WHAT IS BEING ASKED — In the listing below, locate the lines that hold "black" and copy them.
▽
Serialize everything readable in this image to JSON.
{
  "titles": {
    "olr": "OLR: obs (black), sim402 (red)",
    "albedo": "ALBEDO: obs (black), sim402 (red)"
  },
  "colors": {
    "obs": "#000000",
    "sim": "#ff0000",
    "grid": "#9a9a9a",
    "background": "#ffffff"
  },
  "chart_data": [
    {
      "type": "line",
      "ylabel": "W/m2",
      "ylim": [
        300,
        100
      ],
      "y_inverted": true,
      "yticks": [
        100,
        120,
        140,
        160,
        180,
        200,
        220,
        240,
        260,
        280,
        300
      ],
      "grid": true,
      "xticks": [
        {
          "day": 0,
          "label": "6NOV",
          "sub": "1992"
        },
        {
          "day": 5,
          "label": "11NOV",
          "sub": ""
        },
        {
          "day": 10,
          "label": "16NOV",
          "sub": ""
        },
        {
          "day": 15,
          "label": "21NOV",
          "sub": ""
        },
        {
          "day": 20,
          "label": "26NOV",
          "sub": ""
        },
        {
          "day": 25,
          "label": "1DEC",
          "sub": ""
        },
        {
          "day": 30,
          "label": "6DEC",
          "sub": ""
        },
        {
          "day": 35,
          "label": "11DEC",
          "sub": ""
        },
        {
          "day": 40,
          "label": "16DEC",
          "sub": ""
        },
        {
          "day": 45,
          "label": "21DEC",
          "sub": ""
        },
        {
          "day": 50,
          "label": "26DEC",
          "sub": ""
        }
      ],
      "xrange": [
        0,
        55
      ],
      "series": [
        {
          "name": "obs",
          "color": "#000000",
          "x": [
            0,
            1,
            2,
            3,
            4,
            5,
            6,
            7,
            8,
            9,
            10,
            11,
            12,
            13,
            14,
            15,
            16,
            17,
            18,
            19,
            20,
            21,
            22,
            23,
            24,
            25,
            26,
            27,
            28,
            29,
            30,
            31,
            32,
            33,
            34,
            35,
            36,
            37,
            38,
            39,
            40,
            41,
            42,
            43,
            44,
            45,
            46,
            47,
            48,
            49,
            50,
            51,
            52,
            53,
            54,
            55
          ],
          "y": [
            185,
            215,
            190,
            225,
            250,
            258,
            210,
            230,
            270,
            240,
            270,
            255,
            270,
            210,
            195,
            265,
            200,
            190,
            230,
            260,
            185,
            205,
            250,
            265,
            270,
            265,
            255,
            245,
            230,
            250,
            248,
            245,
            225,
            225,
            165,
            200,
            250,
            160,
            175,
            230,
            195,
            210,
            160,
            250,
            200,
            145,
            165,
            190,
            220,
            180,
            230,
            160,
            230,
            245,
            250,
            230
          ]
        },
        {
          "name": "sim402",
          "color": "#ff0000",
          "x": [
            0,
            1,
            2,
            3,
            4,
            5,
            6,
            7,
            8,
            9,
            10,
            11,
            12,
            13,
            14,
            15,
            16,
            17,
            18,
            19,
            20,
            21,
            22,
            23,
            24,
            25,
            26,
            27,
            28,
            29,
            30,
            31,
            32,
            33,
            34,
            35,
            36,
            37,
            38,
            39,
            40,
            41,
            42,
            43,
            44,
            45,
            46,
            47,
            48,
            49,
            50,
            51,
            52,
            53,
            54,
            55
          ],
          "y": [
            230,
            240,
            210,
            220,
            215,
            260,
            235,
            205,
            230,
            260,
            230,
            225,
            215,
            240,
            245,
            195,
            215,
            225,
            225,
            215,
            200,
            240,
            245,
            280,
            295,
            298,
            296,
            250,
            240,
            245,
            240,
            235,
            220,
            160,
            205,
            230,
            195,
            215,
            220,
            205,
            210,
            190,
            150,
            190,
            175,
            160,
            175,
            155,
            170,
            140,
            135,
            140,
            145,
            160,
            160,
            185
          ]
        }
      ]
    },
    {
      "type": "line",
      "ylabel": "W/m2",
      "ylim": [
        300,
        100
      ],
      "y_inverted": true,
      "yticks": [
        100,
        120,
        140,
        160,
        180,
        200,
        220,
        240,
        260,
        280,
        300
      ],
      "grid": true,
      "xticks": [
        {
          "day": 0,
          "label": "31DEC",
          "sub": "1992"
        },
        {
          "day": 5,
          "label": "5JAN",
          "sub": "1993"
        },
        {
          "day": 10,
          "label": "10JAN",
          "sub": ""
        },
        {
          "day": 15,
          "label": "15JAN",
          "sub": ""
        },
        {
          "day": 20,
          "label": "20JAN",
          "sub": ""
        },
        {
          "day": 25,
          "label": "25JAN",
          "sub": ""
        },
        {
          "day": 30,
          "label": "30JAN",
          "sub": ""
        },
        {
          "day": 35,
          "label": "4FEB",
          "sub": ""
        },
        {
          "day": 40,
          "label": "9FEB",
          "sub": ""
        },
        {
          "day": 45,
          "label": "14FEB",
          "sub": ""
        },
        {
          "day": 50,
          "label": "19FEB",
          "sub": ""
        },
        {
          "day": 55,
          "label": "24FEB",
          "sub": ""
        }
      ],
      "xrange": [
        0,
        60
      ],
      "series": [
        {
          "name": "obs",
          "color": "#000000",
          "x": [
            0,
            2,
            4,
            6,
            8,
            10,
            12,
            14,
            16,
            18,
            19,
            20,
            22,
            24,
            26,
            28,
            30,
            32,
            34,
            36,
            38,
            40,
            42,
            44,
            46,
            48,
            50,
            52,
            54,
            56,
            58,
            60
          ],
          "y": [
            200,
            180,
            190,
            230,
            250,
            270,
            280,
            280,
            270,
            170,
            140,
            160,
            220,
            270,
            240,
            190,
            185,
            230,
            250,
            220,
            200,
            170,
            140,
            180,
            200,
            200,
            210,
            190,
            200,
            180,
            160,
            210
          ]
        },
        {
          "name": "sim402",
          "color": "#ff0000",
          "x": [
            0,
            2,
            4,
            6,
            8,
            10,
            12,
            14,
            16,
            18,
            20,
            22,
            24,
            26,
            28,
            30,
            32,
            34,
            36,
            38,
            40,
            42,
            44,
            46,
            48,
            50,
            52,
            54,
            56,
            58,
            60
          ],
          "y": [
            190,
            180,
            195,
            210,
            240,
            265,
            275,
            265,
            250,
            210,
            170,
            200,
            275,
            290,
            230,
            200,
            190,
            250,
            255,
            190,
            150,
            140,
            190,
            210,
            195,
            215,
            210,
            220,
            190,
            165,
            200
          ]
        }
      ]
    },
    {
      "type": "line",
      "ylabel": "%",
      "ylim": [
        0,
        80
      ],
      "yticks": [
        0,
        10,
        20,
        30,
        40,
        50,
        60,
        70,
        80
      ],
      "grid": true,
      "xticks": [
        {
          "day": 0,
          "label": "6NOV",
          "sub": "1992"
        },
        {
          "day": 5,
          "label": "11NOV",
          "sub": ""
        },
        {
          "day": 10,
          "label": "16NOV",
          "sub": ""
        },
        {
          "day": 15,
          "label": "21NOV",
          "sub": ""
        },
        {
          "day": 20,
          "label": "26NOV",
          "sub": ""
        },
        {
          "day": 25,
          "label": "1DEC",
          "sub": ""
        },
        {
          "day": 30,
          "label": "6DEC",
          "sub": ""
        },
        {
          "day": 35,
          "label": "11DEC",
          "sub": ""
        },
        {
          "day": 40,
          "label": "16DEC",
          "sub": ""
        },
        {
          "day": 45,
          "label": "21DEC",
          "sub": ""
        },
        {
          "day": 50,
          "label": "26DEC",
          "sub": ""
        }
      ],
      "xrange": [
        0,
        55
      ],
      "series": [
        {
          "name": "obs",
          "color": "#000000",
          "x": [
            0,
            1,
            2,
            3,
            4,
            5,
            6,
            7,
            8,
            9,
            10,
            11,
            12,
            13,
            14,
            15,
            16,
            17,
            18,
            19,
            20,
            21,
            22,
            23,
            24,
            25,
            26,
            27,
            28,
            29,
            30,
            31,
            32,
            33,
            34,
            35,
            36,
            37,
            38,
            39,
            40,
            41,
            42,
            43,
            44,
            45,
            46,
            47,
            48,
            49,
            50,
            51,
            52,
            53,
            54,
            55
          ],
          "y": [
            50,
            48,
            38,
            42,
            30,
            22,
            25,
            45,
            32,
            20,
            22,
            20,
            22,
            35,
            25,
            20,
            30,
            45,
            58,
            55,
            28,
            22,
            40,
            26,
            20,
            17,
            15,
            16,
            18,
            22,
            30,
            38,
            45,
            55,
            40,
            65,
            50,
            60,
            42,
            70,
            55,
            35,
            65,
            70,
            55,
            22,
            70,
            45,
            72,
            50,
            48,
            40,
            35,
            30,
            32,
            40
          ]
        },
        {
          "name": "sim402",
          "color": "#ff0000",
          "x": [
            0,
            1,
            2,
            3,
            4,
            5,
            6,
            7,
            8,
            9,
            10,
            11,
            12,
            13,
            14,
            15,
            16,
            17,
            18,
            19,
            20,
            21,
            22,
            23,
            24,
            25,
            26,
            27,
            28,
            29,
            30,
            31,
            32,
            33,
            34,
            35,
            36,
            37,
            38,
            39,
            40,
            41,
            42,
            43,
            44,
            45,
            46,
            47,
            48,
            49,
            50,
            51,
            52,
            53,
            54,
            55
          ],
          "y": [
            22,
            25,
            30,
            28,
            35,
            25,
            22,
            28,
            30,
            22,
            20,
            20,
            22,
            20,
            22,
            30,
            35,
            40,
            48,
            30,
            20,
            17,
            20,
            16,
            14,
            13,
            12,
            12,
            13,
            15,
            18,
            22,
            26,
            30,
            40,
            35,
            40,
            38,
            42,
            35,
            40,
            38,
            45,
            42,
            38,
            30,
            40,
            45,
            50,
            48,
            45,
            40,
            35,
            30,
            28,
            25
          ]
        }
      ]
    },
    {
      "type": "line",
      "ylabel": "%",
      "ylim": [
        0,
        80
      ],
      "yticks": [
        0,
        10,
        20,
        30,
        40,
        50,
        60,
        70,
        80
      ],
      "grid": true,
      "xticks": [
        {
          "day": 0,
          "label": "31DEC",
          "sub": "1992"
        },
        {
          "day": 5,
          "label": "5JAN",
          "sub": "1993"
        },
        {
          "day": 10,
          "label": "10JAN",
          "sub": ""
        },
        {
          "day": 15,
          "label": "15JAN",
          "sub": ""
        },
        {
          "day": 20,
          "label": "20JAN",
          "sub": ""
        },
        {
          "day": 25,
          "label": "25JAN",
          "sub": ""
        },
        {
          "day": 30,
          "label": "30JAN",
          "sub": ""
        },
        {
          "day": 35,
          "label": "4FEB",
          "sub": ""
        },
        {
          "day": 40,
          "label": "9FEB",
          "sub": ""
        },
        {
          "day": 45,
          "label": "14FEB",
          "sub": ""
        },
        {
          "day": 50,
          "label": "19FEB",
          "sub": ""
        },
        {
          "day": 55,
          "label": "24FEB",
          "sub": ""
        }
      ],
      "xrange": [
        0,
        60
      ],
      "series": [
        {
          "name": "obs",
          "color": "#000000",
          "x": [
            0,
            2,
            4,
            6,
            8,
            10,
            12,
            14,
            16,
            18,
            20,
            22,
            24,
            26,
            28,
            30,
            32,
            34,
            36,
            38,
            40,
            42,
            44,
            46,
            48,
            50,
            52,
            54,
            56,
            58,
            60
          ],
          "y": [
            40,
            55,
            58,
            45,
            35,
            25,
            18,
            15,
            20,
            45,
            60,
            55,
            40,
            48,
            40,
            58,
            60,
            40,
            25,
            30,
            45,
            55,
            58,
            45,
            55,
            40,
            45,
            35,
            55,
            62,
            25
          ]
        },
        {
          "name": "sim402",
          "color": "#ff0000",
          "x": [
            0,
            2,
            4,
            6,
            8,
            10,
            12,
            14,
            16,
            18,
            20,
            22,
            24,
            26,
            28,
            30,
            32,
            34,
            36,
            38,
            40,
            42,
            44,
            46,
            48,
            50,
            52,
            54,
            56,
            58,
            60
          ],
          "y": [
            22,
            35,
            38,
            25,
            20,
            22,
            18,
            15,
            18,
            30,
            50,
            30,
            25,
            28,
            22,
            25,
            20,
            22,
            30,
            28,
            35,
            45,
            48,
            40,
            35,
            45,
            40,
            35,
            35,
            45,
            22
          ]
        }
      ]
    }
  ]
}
△
RESPONSE —
    "olr": "OLR: obs (black), sim402 (red)",
    "albedo": "ALBEDO: obs (black), sim402 (red)"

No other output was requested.